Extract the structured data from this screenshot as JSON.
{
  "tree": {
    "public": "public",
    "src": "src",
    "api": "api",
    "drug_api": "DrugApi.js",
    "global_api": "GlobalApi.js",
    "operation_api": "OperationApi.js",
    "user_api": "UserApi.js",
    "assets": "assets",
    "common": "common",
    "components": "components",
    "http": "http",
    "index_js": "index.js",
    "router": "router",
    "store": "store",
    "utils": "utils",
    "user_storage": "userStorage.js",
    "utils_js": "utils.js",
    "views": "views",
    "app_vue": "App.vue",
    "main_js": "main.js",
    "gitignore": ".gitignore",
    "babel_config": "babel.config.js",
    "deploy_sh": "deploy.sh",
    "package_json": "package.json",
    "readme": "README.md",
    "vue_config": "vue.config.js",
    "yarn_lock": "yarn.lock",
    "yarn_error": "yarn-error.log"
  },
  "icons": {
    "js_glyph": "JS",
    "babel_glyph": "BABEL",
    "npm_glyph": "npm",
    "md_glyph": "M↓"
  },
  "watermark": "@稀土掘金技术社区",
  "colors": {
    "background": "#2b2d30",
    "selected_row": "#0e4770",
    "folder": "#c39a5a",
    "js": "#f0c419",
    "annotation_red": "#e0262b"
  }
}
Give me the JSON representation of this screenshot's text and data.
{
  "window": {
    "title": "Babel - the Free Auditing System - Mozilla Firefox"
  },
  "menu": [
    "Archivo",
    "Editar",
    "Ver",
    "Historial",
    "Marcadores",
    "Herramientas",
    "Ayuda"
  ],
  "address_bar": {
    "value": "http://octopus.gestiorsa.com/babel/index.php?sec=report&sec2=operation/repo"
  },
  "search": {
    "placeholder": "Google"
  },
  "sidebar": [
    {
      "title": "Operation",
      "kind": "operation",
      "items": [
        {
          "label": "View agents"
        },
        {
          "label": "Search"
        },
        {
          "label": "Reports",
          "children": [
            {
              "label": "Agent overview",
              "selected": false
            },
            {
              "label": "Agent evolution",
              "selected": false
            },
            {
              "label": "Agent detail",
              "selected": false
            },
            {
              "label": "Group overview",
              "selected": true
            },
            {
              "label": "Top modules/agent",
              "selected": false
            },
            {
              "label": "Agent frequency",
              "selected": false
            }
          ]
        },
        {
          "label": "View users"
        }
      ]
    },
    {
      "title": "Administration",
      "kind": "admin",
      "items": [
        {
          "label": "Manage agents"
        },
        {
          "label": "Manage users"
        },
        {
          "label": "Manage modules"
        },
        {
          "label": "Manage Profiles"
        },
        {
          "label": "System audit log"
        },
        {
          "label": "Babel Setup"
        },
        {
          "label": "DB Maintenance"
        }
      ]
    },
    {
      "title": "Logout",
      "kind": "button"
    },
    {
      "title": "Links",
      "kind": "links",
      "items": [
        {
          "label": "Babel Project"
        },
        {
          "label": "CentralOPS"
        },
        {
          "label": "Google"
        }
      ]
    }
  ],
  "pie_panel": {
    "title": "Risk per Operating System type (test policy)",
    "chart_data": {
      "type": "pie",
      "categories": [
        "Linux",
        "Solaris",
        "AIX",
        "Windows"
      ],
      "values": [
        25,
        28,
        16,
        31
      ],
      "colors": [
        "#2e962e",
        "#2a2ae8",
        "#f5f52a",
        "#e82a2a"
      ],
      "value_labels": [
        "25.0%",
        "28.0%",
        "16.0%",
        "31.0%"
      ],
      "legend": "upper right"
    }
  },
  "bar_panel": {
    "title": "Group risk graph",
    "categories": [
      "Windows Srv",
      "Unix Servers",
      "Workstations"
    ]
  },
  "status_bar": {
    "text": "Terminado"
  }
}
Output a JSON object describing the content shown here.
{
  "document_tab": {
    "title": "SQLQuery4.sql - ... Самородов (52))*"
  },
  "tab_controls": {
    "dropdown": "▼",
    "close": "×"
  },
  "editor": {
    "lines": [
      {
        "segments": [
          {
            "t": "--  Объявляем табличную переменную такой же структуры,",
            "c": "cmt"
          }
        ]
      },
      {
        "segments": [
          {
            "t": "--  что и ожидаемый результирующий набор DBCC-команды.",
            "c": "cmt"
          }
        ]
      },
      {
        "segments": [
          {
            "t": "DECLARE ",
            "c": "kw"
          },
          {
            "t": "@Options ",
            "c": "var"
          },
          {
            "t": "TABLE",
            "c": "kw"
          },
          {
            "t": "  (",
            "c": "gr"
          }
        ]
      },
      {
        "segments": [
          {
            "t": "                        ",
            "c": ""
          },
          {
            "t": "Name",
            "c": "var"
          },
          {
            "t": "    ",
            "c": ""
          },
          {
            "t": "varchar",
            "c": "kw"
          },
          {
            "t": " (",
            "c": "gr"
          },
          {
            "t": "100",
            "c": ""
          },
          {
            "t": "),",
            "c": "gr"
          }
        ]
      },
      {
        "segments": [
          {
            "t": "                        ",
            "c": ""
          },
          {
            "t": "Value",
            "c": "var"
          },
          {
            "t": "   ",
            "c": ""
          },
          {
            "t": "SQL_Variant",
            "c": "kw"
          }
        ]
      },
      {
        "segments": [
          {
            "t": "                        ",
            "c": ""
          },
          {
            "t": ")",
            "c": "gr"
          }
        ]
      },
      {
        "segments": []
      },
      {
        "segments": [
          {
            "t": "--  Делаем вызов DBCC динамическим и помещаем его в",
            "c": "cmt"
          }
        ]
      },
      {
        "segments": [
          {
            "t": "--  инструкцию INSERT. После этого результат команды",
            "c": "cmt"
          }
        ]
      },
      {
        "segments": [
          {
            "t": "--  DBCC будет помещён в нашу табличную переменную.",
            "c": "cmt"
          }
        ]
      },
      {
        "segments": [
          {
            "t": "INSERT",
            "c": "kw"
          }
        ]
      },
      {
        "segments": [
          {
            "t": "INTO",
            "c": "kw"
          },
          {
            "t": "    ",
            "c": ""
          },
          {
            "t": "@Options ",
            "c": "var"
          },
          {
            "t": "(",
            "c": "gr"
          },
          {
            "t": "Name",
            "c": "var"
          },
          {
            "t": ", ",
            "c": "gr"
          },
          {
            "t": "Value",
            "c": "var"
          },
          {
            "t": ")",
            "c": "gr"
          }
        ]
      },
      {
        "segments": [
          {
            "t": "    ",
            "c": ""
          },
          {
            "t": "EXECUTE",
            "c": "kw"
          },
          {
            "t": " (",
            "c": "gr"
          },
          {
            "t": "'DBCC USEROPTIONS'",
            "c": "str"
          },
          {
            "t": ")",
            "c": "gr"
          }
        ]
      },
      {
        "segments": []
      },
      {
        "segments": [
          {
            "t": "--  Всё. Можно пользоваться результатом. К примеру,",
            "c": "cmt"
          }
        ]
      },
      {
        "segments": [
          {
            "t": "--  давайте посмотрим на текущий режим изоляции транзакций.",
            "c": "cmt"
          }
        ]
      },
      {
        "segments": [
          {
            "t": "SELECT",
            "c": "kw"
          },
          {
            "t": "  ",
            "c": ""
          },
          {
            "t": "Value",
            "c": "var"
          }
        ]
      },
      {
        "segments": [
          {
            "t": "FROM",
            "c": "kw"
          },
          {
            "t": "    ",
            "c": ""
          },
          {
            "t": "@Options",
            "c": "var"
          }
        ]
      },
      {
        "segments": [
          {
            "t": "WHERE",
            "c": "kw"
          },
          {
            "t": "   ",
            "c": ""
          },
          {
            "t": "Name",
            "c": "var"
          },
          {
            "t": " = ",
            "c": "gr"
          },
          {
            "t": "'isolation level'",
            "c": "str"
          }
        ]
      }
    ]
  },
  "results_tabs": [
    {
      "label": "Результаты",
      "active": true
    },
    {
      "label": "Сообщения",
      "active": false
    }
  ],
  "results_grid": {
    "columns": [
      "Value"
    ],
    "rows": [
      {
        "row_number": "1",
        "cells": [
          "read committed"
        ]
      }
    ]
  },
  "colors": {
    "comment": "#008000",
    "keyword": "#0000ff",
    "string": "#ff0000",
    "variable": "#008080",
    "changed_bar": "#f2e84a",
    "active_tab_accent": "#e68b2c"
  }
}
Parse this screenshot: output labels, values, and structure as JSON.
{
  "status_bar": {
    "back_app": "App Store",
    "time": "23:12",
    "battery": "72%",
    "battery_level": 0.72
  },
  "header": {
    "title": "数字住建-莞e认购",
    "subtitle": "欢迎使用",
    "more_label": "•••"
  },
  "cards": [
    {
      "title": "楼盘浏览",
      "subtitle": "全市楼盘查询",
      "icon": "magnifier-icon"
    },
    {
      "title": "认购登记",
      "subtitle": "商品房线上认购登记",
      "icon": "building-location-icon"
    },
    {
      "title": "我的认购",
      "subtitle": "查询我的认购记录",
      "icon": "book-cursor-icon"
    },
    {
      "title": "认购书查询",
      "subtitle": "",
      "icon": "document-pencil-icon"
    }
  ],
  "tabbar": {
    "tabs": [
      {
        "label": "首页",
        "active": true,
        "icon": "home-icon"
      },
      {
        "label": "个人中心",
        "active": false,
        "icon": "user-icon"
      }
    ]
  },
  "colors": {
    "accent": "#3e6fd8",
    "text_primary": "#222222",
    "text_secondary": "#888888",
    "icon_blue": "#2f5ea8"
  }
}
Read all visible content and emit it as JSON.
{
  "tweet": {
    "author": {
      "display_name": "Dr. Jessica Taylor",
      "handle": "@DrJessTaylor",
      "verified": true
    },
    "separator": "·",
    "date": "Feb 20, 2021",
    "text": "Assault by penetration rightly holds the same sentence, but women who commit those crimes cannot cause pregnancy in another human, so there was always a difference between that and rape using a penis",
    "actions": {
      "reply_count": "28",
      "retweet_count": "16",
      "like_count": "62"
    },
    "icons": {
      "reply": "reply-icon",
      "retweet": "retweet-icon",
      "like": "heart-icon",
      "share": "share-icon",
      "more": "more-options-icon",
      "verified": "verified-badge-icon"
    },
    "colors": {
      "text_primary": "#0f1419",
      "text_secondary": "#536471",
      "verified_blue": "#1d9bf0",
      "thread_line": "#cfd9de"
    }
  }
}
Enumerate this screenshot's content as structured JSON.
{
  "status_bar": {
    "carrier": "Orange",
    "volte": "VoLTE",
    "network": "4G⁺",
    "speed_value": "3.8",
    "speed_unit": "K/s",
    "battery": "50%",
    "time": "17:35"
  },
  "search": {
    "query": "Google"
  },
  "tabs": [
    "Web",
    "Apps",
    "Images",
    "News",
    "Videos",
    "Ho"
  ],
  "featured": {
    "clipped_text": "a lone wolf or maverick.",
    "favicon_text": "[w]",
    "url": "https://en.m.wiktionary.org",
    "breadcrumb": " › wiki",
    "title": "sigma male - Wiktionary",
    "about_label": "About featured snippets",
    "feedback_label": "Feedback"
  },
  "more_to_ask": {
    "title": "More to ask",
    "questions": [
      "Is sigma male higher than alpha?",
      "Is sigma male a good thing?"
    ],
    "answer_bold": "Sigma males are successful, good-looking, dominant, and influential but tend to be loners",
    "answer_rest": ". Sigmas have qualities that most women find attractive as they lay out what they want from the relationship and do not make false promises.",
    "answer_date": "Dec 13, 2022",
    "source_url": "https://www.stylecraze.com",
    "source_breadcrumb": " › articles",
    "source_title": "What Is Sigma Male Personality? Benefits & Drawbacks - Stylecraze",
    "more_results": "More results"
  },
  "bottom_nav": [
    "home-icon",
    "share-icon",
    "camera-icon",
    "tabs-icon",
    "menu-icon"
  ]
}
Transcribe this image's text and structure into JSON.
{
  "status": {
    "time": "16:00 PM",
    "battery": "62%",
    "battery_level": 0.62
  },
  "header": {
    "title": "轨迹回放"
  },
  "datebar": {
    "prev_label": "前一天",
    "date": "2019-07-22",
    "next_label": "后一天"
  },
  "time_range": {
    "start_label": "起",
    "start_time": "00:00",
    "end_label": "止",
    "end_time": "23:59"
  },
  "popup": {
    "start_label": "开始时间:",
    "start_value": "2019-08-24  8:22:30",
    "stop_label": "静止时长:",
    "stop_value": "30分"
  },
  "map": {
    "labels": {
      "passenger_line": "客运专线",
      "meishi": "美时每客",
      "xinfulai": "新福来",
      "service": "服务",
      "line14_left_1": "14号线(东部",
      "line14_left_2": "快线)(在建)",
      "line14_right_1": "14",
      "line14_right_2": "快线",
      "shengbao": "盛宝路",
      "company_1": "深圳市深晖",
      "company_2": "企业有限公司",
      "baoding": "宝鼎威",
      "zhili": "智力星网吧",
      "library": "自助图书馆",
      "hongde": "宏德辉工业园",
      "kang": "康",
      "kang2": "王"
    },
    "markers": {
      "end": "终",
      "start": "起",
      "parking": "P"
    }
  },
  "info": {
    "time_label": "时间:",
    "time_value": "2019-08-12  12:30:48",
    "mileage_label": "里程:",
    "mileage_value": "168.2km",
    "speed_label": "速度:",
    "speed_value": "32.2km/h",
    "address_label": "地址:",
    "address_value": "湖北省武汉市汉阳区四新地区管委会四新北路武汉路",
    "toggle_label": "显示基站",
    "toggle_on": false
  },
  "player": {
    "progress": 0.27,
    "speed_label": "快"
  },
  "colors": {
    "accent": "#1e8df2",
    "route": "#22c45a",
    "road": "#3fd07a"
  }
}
━━━━
*Exercise objective:* Identify the lines in the entries that hold "screenshot" and return each one.

*Solution to this task:*
Extract the structured data from this screenshot as JSON.
Give me the JSON representation of this screenshot's text and data.
Parse this screenshot: output labels, values, and structure as JSON.
Enumerate this screenshot's content as structured JSON.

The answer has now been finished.